**Data supplied**:
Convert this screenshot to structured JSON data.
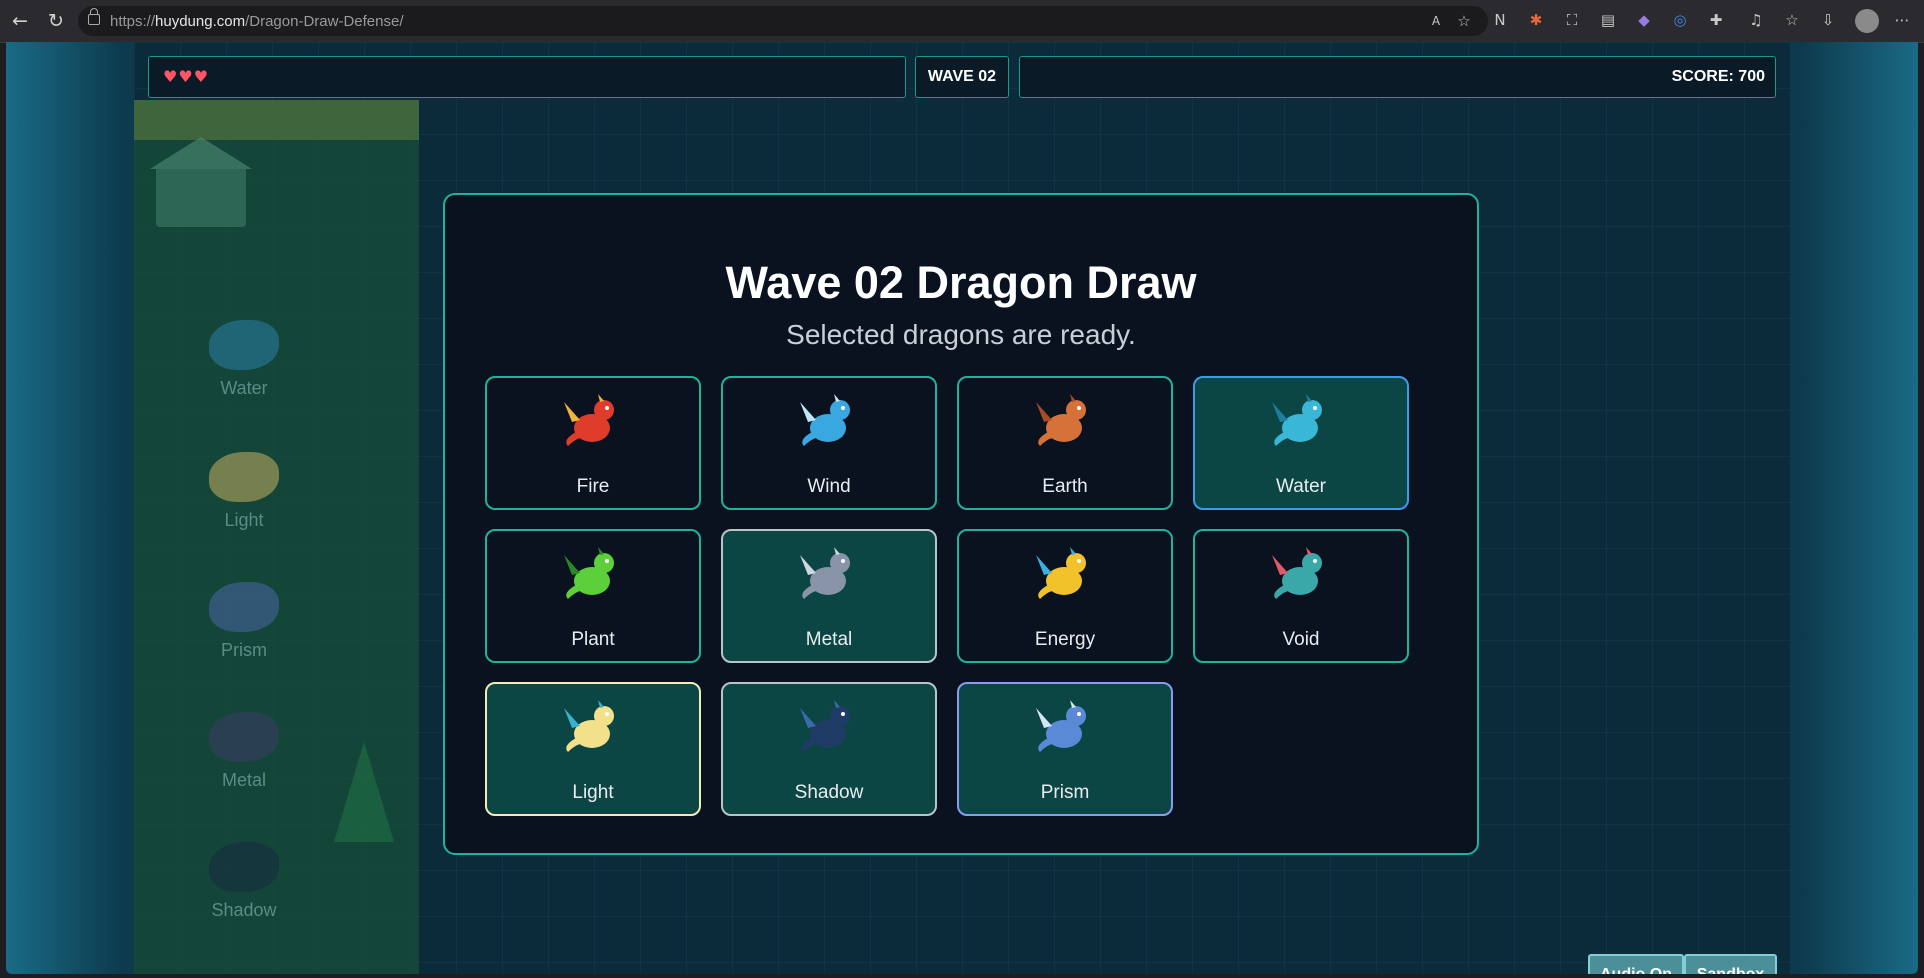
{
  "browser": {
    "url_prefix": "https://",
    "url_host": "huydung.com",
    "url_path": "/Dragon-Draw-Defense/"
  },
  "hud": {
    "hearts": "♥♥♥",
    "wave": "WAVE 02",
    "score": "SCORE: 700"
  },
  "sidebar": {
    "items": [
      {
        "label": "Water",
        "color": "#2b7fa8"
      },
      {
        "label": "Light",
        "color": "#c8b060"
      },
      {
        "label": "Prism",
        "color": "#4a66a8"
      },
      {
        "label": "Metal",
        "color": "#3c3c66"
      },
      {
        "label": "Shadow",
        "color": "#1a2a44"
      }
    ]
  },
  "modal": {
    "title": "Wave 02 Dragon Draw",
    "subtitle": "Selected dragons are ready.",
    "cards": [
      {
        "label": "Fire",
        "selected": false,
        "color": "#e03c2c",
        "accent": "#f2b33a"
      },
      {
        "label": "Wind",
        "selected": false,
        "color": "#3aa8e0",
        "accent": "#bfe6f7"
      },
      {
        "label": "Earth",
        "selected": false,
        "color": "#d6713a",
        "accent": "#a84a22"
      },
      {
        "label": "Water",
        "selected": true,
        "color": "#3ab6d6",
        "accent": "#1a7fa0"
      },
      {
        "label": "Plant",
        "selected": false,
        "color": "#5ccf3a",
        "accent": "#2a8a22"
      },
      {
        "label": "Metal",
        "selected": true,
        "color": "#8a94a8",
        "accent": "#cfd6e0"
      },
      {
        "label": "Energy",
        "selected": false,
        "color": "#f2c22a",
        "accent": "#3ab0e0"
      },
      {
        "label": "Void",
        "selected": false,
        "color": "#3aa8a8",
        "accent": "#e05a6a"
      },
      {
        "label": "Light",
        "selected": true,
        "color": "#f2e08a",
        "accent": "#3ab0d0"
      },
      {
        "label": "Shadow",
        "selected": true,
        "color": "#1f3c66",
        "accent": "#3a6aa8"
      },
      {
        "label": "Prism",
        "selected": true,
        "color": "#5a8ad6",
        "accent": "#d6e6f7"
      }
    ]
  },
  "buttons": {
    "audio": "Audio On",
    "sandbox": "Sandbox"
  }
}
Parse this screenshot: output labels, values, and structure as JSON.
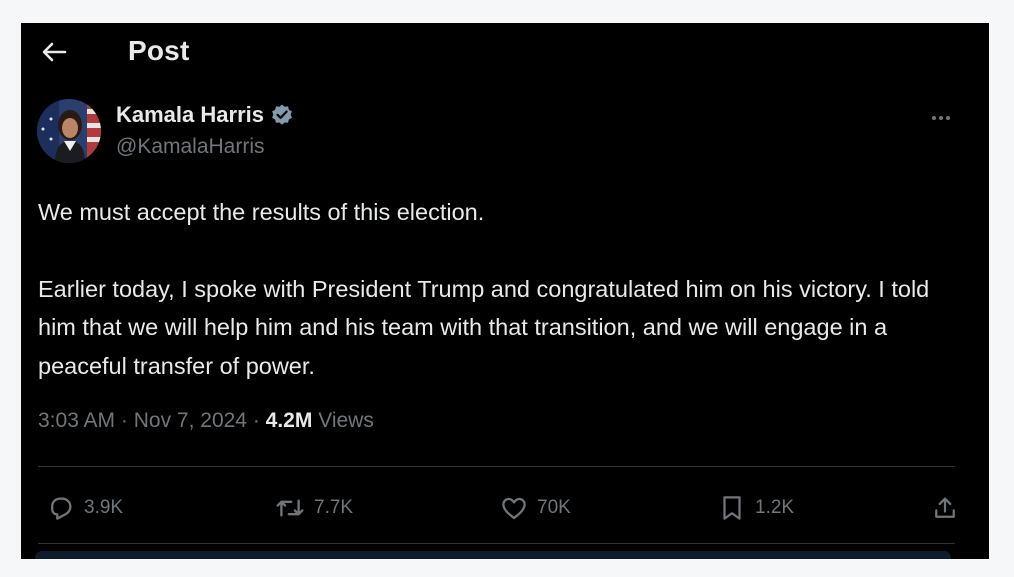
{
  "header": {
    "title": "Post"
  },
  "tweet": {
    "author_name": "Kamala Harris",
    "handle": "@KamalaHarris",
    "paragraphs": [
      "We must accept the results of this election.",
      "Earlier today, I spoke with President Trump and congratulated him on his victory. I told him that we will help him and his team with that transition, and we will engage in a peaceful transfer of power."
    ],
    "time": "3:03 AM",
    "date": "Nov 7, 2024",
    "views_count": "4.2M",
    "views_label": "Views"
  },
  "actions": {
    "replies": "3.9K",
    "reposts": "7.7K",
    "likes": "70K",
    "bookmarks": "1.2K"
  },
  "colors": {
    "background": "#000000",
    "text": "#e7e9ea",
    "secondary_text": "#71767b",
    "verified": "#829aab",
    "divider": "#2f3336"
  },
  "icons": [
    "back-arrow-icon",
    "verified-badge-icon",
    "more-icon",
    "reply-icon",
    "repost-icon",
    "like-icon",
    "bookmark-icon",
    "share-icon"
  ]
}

**To be done**:
Without including any pictures, print each record exactly.

**Solved problem**:
Convert this screenshot to structured JSON data.
{
  "browser": {
    "url_prefix": "https://",
    "url_host": "huydung.com",
    "url_path": "/Dragon-Draw-Defense/"
  },
  "hud": {
    "hearts": "♥♥♥",
    "wave": "WAVE 02",
    "score": "SCORE: 700"
  },
  "sidebar": {
    "items": [
      {
        "label": "Water",
        "color": "#2b7fa8"
      },
      {
        "label": "Light",
        "color": "#c8b060"
      },
      {
        "label": "Prism",
        "color": "#4a66a8"
      },
      {
        "label": "Metal",
        "color": "#3c3c66"
      },
      {
        "label": "Shadow",
        "color": "#1a2a44"
      }
    ]
  },
  "modal": {
    "title": "Wave 02 Dragon Draw",
    "subtitle": "Selected dragons are ready.",
    "cards": [
      {
        "label": "Fire",
        "selected": false,
        "color": "#e03c2c",
        "accent": "#f2b33a"
      },
      {
        "label": "Wind",
        "selected": false,
        "color": "#3aa8e0",
        "accent": "#bfe6f7"
      },
      {
        "label": "Earth",
        "selected": false,
        "color": "#d6713a",
        "accent": "#a84a22"
      },
      {
        "label": "Water",
        "selected": true,
        "color": "#3ab6d6",
        "accent": "#1a7fa0"
      },
      {
        "label": "Plant",
        "selected": false,
        "color": "#5ccf3a",
        "accent": "#2a8a22"
      },
      {
        "label": "Metal",
        "selected": true,
        "color": "#8a94a8",
        "accent": "#cfd6e0"
      },
      {
        "label": "Energy",
        "selected": false,
        "color": "#f2c22a",
        "accent": "#3ab0e0"
      },
      {
        "label": "Void",
        "selected": false,
        "color": "#3aa8a8",
        "accent": "#e05a6a"
      },
      {
        "label": "Light",
        "selected": true,
        "color": "#f2e08a",
        "accent": "#3ab0d0"
      },
      {
        "label": "Shadow",
        "selected": true,
        "color": "#1f3c66",
        "accent": "#3a6aa8"
      },
      {
        "label": "Prism",
        "selected": true,
        "color": "#5a8ad6",
        "accent": "#d6e6f7"
      }
    ]
  },
  "buttons": {
    "audio": "Audio On",
    "sandbox": "Sandbox"
  }
}
Parse this screenshot: output labels, values, and structure as JSON.
{
  "header": {
    "title": "Post"
  },
  "tweet": {
    "author_name": "Kamala Harris",
    "handle": "@KamalaHarris",
    "paragraphs": [
      "We must accept the results of this election.",
      "Earlier today, I spoke with President Trump and congratulated him on his victory. I told him that we will help him and his team with that transition, and we will engage in a peaceful transfer of power."
    ],
    "time": "3:03 AM",
    "date": "Nov 7, 2024",
    "views_count": "4.2M",
    "views_label": "Views"
  },
  "actions": {
    "replies": "3.9K",
    "reposts": "7.7K",
    "likes": "70K",
    "bookmarks": "1.2K"
  },
  "colors": {
    "background": "#000000",
    "text": "#e7e9ea",
    "secondary_text": "#71767b",
    "verified": "#829aab",
    "divider": "#2f3336"
  },
  "icons": [
    "back-arrow-icon",
    "verified-badge-icon",
    "more-icon",
    "reply-icon",
    "repost-icon",
    "like-icon",
    "bookmark-icon",
    "share-icon"
  ]
}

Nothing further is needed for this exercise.